## OBJECTIVE
Every line below should be repeated exactly.

## TASK INPUT
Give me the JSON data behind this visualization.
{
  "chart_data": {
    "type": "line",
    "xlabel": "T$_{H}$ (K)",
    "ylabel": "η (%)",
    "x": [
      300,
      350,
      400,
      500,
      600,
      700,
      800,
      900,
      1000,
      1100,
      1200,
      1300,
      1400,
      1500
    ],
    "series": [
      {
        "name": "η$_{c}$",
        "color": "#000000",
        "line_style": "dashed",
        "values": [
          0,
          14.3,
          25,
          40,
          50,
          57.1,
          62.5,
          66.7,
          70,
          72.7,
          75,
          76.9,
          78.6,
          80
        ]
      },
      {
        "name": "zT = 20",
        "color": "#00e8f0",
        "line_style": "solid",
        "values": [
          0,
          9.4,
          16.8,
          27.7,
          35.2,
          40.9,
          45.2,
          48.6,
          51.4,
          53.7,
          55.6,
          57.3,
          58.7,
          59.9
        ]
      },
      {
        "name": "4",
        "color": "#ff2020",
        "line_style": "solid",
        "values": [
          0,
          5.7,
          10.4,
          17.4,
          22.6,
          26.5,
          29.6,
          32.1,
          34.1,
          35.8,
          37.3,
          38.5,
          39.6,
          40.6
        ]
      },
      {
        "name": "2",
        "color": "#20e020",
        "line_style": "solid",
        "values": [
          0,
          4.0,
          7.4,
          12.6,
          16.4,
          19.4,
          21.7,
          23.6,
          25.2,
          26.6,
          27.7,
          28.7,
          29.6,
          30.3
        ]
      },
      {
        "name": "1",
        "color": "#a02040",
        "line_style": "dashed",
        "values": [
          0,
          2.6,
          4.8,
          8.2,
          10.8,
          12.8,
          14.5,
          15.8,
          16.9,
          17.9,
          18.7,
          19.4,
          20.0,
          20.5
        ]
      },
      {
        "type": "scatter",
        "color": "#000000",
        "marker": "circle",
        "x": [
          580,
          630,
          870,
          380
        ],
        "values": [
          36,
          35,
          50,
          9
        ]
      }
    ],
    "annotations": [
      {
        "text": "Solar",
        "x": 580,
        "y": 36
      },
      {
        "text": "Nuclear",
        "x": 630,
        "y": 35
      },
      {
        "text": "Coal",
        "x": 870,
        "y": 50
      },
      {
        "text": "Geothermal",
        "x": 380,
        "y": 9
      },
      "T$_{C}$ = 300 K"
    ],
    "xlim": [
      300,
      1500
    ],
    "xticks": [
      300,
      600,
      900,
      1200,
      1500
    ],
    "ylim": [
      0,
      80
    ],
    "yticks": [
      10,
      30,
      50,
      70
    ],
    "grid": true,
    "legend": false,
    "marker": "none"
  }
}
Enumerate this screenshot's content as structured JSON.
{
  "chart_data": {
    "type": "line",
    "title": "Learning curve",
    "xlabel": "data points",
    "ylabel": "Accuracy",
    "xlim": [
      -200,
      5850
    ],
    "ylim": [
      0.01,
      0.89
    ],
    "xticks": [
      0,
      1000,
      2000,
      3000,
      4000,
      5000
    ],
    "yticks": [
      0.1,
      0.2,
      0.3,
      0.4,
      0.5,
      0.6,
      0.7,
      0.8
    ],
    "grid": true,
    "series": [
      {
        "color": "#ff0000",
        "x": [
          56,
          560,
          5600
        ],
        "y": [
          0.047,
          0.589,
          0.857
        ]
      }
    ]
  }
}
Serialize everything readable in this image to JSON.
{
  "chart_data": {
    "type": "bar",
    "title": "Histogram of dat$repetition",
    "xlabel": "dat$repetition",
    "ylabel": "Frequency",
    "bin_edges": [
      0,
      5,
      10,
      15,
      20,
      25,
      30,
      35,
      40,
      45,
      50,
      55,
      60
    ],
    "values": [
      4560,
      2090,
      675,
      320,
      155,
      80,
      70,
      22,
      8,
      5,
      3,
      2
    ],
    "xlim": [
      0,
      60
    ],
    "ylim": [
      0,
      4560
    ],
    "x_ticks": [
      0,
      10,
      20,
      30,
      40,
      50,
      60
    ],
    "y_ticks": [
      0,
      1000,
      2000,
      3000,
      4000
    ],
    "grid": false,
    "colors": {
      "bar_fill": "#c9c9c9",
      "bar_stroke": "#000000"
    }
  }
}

## FINISHED TASK
Give me the JSON data behind this visualization.
{
  "chart_data": {
    "type": "line",
    "xlabel": "T$_{H}$ (K)",
    "ylabel": "η (%)",
    "x": [
      300,
      350,
      400,
      500,
      600,
      700,
      800,
      900,
      1000,
      1100,
      1200,
      1300,
      1400,
      1500
    ],
    "series": [
      {
        "name": "η$_{c}$",
        "color": "#000000",
        "line_style": "dashed",
        "values": [
          0,
          14.3,
          25,
          40,
          50,
          57.1,
          62.5,
          66.7,
          70,
          72.7,
          75,
          76.9,
          78.6,
          80
        ]
      },
      {
        "name": "zT = 20",
        "color": "#00e8f0",
        "line_style": "solid",
        "values": [
          0,
          9.4,
          16.8,
          27.7,
          35.2,
          40.9,
          45.2,
          48.6,
          51.4,
          53.7,
          55.6,
          57.3,
          58.7,
          59.9
        ]
      },
      {
        "name": "4",
        "color": "#ff2020",
        "line_style": "solid",
        "values": [
          0,
          5.7,
          10.4,
          17.4,
          22.6,
          26.5,
          29.6,
          32.1,
          34.1,
          35.8,
          37.3,
          38.5,
          39.6,
          40.6
        ]
      },
      {
        "name": "2",
        "color": "#20e020",
        "line_style": "solid",
        "values": [
          0,
          4.0,
          7.4,
          12.6,
          16.4,
          19.4,
          21.7,
          23.6,
          25.2,
          26.6,
          27.7,
          28.7,
          29.6,
          30.3
        ]
      },
      {
        "name": "1",
        "color": "#a02040",
        "line_style": "dashed",
        "values": [
          0,
          2.6,
          4.8,
          8.2,
          10.8,
          12.8,
          14.5,
          15.8,
          16.9,
          17.9,
          18.7,
          19.4,
          20.0,
          20.5
        ]
      },
      {
        "type": "scatter",
        "color": "#000000",
        "marker": "circle",
        "x": [
          580,
          630,
          870,
          380
        ],
        "values": [
          36,
          35,
          50,
          9
        ]
      }
    ],
    "annotations": [
      {
        "text": "Solar",
        "x": 580,
        "y": 36
      },
      {
        "text": "Nuclear",
        "x": 630,
        "y": 35
      },
      {
        "text": "Coal",
        "x": 870,
        "y": 50
      },
      {
        "text": "Geothermal",
        "x": 380,
        "y": 9
      },
      "T$_{C}$ = 300 K"
    ],
    "xlim": [
      300,
      1500
    ],
    "xticks": [
      300,
      600,
      900,
      1200,
      1500
    ],
    "ylim": [
      0,
      80
    ],
    "yticks": [
      10,
      30,
      50,
      70
    ],
    "grid": true,
    "legend": false,
    "marker": "none"
  }
}
Enumerate this screenshot's content as structured JSON.
{
  "chart_data": {
    "type": "line",
    "title": "Learning curve",
    "xlabel": "data points",
    "ylabel": "Accuracy",
    "xlim": [
      -200,
      5850
    ],
    "ylim": [
      0.01,
      0.89
    ],
    "xticks": [
      0,
      1000,
      2000,
      3000,
      4000,
      5000
    ],
    "yticks": [
      0.1,
      0.2,
      0.3,
      0.4,
      0.5,
      0.6,
      0.7,
      0.8
    ],
    "grid": true,
    "series": [
      {
        "color": "#ff0000",
        "x": [
          56,
          560,
          5600
        ],
        "y": [
          0.047,
          0.589,
          0.857
        ]
      }
    ]
  }
}
Serialize everything readable in this image to JSON.
{
  "chart_data": {
    "type": "bar",
    "title": "Histogram of dat$repetition",
    "xlabel": "dat$repetition",
    "ylabel": "Frequency",
    "bin_edges": [
      0,
      5,
      10,
      15,
      20,
      25,
      30,
      35,
      40,
      45,
      50,
      55,
      60
    ],
    "values": [
      4560,
      2090,
      675,
      320,
      155,
      80,
      70,
      22,
      8,
      5,
      3,
      2
    ],
    "xlim": [
      0,
      60
    ],
    "ylim": [
      0,
      4560
    ],
    "x_ticks": [
      0,
      10,
      20,
      30,
      40,
      50,
      60
    ],
    "y_ticks": [
      0,
      1000,
      2000,
      3000,
      4000
    ],
    "grid": false,
    "colors": {
      "bar_fill": "#c9c9c9",
      "bar_stroke": "#000000"
    }
  }
}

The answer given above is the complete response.